Restate the whole of the material. Keep every word, and drop the pictures.

+-------+

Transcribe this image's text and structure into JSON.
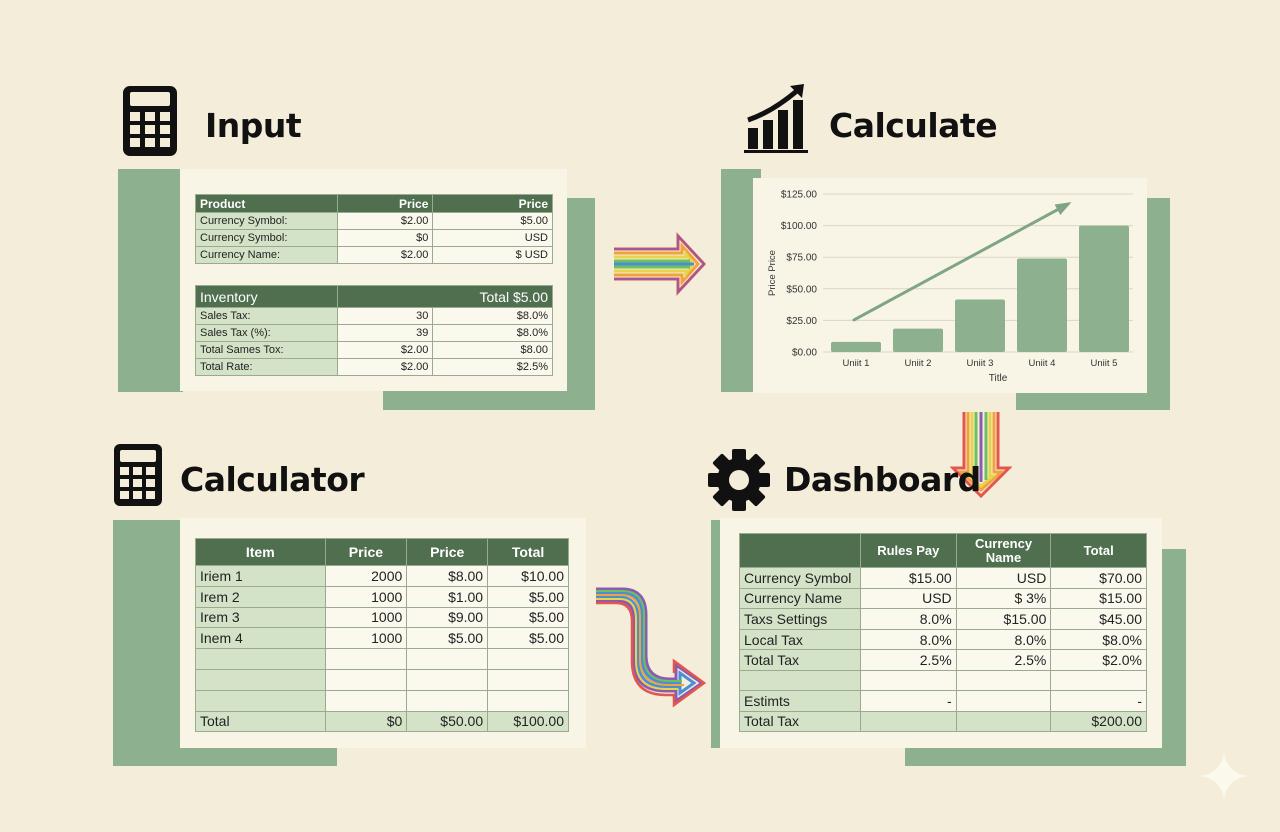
{
  "sections": {
    "input": "Input",
    "calculate": "Calculate",
    "calculator": "Calculator",
    "dashboard": "Dashboard"
  },
  "icons": {
    "input": "calculator-icon",
    "calculate": "growth-chart-icon",
    "calculator": "calculator-icon",
    "dashboard": "gear-icon",
    "corner": "sparkle-icon"
  },
  "colors": {
    "background": "#f3edd9",
    "accent_green": "#8db08e",
    "header_green": "#4f6f4f",
    "label_green": "#d4e3c8"
  },
  "input_table": {
    "headers": [
      "Product",
      "Price",
      "Price"
    ],
    "rows": [
      [
        "Currency Symbol:",
        "$2.00",
        "$5.00"
      ],
      [
        "Currency Symbol:",
        "$0",
        "USD"
      ],
      [
        "Currency Name:",
        "$2.00",
        "$ USD"
      ]
    ]
  },
  "inventory_table": {
    "title": "Inventory",
    "total": "Total $5.00",
    "rows": [
      [
        "Sales Tax:",
        "30",
        "$8.0%"
      ],
      [
        "Sales Tax (%):",
        "39",
        "$8.0%"
      ],
      [
        "Total Sames Tox:",
        "$2.00",
        "$8.00"
      ],
      [
        "Total Rate:",
        "$2.00",
        "$2.5%"
      ]
    ]
  },
  "chart_data": {
    "type": "bar",
    "categories": [
      "Uniit 1",
      "Uniit 2",
      "Uniit 3",
      "Uniit 4",
      "Uniit 5"
    ],
    "values": [
      8,
      18.5,
      41.5,
      74,
      100
    ],
    "ylabel": "Price Price",
    "xlabel": "Title",
    "ylim": [
      0,
      125
    ],
    "y_ticks": [
      "$0.00",
      "$25.00",
      "$50.00",
      "$75.00",
      "$100.00",
      "$125.00"
    ],
    "y_tick_values": [
      0,
      25,
      50,
      75,
      100,
      125
    ],
    "trend_arrow": true,
    "grid": true
  },
  "calculator_table": {
    "headers": [
      "Item",
      "Price",
      "Price",
      "Total"
    ],
    "rows": [
      [
        "Iriem 1",
        "2000",
        "$8.00",
        "$10.00"
      ],
      [
        "Irem 2",
        "1000",
        "$1.00",
        "$5.00"
      ],
      [
        "Irem 3",
        "1000",
        "$9.00",
        "$5.00"
      ],
      [
        "Inem 4",
        "1000",
        "$5.00",
        "$5.00"
      ],
      [
        "",
        "",
        "",
        ""
      ],
      [
        "",
        "",
        "",
        ""
      ],
      [
        "",
        "",
        "",
        ""
      ]
    ],
    "total": [
      "Total",
      "$0",
      "$50.00",
      "$100.00"
    ]
  },
  "dashboard_table": {
    "headers": [
      "",
      "Rules Pay",
      "Currency Name",
      "Total"
    ],
    "rows": [
      [
        "Currency Symbol",
        "$15.00",
        "USD",
        "$70.00"
      ],
      [
        "Currency Name",
        "USD",
        "$ 3%",
        "$15.00"
      ],
      [
        "Taxs Settings",
        "8.0%",
        "$15.00",
        "$45.00"
      ],
      [
        "Local Tax",
        "8.0%",
        "8.0%",
        "$8.0%"
      ],
      [
        "Total Tax",
        "2.5%",
        "2.5%",
        "$2.0%"
      ],
      [
        "",
        "",
        "",
        ""
      ],
      [
        "Estimts",
        "-",
        "",
        "-"
      ],
      [
        "Total Tax",
        "",
        "",
        "$200.00"
      ]
    ]
  }
}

+-------+

Output of the exercise.
Transcribe this image's text and structure into JSON.
{
  "sections": {
    "input": "Input",
    "calculate": "Calculate",
    "calculator": "Calculator",
    "dashboard": "Dashboard"
  },
  "icons": {
    "input": "calculator-icon",
    "calculate": "growth-chart-icon",
    "calculator": "calculator-icon",
    "dashboard": "gear-icon",
    "corner": "sparkle-icon"
  },
  "colors": {
    "background": "#f3edd9",
    "accent_green": "#8db08e",
    "header_green": "#4f6f4f",
    "label_green": "#d4e3c8"
  },
  "input_table": {
    "headers": [
      "Product",
      "Price",
      "Price"
    ],
    "rows": [
      [
        "Currency Symbol:",
        "$2.00",
        "$5.00"
      ],
      [
        "Currency Symbol:",
        "$0",
        "USD"
      ],
      [
        "Currency Name:",
        "$2.00",
        "$ USD"
      ]
    ]
  },
  "inventory_table": {
    "title": "Inventory",
    "total": "Total $5.00",
    "rows": [
      [
        "Sales Tax:",
        "30",
        "$8.0%"
      ],
      [
        "Sales Tax (%):",
        "39",
        "$8.0%"
      ],
      [
        "Total Sames Tox:",
        "$2.00",
        "$8.00"
      ],
      [
        "Total Rate:",
        "$2.00",
        "$2.5%"
      ]
    ]
  },
  "chart_data": {
    "type": "bar",
    "categories": [
      "Uniit 1",
      "Uniit 2",
      "Uniit 3",
      "Uniit 4",
      "Uniit 5"
    ],
    "values": [
      8,
      18.5,
      41.5,
      74,
      100
    ],
    "ylabel": "Price Price",
    "xlabel": "Title",
    "ylim": [
      0,
      125
    ],
    "y_ticks": [
      "$0.00",
      "$25.00",
      "$50.00",
      "$75.00",
      "$100.00",
      "$125.00"
    ],
    "y_tick_values": [
      0,
      25,
      50,
      75,
      100,
      125
    ],
    "trend_arrow": true,
    "grid": true
  },
  "calculator_table": {
    "headers": [
      "Item",
      "Price",
      "Price",
      "Total"
    ],
    "rows": [
      [
        "Iriem 1",
        "2000",
        "$8.00",
        "$10.00"
      ],
      [
        "Irem 2",
        "1000",
        "$1.00",
        "$5.00"
      ],
      [
        "Irem 3",
        "1000",
        "$9.00",
        "$5.00"
      ],
      [
        "Inem 4",
        "1000",
        "$5.00",
        "$5.00"
      ],
      [
        "",
        "",
        "",
        ""
      ],
      [
        "",
        "",
        "",
        ""
      ],
      [
        "",
        "",
        "",
        ""
      ]
    ],
    "total": [
      "Total",
      "$0",
      "$50.00",
      "$100.00"
    ]
  },
  "dashboard_table": {
    "headers": [
      "",
      "Rules Pay",
      "Currency Name",
      "Total"
    ],
    "rows": [
      [
        "Currency Symbol",
        "$15.00",
        "USD",
        "$70.00"
      ],
      [
        "Currency Name",
        "USD",
        "$ 3%",
        "$15.00"
      ],
      [
        "Taxs Settings",
        "8.0%",
        "$15.00",
        "$45.00"
      ],
      [
        "Local Tax",
        "8.0%",
        "8.0%",
        "$8.0%"
      ],
      [
        "Total Tax",
        "2.5%",
        "2.5%",
        "$2.0%"
      ],
      [
        "",
        "",
        "",
        ""
      ],
      [
        "Estimts",
        "-",
        "",
        "-"
      ],
      [
        "Total Tax",
        "",
        "",
        "$200.00"
      ]
    ]
  }
}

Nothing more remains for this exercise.